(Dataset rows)
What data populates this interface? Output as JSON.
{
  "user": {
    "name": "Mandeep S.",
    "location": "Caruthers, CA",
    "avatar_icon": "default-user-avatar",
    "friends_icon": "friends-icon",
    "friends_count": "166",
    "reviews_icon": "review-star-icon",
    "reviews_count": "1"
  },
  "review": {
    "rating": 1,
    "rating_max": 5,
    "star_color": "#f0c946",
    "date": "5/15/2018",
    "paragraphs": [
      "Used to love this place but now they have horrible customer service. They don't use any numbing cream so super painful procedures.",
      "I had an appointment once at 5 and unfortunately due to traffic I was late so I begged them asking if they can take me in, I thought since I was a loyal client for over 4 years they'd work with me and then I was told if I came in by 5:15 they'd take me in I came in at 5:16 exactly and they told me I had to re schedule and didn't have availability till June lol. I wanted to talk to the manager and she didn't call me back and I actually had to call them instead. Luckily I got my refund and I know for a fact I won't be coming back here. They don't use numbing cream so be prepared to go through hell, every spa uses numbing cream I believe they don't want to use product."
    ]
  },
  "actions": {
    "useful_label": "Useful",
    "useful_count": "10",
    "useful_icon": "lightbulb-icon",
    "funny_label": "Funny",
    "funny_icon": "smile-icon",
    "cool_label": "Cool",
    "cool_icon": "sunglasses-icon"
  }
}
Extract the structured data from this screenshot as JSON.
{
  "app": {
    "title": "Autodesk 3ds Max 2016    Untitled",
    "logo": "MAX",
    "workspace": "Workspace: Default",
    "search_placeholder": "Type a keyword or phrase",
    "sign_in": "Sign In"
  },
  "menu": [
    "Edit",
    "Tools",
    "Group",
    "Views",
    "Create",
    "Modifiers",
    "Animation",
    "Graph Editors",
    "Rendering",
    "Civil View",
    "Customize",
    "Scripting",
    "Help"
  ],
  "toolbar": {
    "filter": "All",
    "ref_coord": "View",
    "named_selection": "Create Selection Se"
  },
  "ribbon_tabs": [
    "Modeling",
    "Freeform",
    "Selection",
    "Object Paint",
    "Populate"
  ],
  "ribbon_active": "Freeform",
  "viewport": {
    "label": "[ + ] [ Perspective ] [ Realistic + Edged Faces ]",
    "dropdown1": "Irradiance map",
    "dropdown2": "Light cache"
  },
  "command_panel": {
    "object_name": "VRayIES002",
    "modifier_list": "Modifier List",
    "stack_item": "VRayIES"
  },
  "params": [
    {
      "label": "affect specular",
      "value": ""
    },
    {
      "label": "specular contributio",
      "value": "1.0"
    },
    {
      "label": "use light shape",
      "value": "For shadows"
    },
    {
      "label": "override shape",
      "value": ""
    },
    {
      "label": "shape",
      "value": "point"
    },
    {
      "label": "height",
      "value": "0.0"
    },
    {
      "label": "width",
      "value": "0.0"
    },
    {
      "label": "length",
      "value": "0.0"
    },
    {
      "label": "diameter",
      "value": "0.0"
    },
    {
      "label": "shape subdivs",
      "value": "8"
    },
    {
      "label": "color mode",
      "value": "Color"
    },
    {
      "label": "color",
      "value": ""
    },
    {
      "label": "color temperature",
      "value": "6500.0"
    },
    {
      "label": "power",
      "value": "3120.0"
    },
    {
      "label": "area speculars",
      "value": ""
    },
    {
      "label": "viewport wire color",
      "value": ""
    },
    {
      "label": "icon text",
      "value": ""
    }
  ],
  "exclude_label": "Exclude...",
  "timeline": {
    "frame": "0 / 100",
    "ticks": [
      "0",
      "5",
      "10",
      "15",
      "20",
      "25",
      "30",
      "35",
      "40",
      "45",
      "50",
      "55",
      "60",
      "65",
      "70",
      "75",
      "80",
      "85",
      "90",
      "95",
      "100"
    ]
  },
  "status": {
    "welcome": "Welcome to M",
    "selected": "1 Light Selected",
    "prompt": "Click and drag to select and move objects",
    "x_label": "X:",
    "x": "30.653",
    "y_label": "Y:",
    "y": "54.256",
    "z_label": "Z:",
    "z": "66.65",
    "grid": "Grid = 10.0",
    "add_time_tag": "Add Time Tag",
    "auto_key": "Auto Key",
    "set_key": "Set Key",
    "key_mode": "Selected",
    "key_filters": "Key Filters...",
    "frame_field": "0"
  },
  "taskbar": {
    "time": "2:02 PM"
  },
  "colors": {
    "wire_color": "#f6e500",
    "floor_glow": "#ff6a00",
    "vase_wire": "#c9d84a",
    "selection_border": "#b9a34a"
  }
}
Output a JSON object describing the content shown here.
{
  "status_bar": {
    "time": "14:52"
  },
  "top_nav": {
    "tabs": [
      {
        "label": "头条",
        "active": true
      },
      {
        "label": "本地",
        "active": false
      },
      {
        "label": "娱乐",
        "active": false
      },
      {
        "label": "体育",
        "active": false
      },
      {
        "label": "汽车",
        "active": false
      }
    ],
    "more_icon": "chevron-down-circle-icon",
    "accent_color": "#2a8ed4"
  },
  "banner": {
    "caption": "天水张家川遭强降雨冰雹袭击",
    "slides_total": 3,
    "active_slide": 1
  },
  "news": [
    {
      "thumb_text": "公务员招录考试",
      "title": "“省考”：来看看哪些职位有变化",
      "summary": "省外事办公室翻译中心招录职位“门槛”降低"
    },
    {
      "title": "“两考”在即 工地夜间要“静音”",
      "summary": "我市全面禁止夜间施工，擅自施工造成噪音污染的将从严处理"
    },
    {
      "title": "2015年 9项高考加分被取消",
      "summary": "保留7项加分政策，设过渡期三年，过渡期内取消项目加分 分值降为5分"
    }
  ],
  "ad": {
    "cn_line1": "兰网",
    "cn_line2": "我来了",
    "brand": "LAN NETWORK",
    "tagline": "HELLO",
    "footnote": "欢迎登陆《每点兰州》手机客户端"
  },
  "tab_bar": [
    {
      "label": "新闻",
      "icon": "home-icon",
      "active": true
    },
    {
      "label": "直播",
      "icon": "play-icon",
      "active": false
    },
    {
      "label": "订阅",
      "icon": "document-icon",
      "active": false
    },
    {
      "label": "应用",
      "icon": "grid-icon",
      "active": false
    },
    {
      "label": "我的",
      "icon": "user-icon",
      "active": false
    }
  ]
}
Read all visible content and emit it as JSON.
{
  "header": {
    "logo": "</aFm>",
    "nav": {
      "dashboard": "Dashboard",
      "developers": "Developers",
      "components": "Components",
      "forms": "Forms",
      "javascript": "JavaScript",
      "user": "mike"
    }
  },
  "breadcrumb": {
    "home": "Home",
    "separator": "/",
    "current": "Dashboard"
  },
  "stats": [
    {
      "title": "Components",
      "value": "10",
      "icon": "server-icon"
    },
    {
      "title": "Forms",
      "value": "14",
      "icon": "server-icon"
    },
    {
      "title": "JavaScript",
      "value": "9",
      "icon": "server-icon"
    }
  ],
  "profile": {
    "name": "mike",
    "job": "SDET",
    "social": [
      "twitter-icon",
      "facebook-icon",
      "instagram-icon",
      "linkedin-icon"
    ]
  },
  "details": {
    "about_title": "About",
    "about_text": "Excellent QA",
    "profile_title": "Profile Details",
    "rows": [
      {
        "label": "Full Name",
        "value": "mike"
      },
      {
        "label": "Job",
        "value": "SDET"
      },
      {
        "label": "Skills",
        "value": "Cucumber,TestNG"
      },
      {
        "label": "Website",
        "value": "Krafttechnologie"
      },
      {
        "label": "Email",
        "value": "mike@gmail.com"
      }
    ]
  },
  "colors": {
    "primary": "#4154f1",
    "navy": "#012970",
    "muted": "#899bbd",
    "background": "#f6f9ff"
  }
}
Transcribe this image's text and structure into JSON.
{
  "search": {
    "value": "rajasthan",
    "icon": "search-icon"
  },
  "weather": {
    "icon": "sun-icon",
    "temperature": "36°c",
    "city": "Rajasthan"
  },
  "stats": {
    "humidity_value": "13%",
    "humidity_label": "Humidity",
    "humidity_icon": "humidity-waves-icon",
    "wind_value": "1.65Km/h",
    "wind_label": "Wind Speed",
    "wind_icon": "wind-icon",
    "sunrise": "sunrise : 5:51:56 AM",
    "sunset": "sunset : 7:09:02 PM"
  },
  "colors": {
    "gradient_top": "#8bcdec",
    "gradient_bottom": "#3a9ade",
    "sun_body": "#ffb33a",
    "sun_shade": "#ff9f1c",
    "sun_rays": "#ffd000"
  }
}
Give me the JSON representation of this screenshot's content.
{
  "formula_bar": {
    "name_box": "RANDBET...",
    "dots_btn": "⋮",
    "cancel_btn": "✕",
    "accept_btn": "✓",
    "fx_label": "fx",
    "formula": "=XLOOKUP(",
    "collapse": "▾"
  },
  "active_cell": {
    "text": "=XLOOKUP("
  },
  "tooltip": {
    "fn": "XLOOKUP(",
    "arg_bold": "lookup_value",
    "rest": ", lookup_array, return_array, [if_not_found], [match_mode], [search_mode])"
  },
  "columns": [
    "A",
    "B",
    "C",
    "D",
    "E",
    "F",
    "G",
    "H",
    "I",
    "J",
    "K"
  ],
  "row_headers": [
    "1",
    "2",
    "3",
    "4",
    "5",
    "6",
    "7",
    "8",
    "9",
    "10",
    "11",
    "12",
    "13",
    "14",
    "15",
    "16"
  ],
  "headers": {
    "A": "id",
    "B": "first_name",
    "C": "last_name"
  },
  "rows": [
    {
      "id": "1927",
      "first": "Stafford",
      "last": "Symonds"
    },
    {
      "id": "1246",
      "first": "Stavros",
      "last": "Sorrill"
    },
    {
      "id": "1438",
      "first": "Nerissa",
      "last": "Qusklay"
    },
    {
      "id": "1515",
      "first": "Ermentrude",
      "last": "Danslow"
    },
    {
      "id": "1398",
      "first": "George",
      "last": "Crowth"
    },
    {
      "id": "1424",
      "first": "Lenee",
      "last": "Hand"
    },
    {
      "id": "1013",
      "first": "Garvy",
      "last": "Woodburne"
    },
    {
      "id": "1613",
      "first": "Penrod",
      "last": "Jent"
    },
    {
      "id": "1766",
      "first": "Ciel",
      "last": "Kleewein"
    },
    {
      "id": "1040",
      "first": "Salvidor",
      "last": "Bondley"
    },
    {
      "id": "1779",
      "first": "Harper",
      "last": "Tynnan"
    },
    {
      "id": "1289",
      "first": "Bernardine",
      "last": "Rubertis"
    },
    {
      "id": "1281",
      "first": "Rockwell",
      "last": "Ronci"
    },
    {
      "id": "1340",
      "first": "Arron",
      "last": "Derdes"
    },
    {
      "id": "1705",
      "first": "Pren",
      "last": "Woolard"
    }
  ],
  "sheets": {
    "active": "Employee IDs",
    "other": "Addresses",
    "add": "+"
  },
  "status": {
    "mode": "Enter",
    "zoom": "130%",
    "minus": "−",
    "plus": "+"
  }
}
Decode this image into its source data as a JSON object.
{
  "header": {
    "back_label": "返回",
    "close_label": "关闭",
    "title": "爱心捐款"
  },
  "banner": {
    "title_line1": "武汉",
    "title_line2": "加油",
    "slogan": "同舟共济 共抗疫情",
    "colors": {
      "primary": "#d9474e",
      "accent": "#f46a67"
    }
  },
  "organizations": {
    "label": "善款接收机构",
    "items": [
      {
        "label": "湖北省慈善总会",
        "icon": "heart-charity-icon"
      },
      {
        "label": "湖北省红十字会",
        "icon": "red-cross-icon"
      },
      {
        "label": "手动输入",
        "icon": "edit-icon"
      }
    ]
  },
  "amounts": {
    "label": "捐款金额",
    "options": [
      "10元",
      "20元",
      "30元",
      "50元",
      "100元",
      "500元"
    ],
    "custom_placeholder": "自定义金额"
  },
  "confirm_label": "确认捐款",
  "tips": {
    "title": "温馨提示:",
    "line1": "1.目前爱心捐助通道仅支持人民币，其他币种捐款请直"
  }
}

### What to do
Work through the records line by line and tally those holding "viewport". Reply with the number alone.

### Full response
2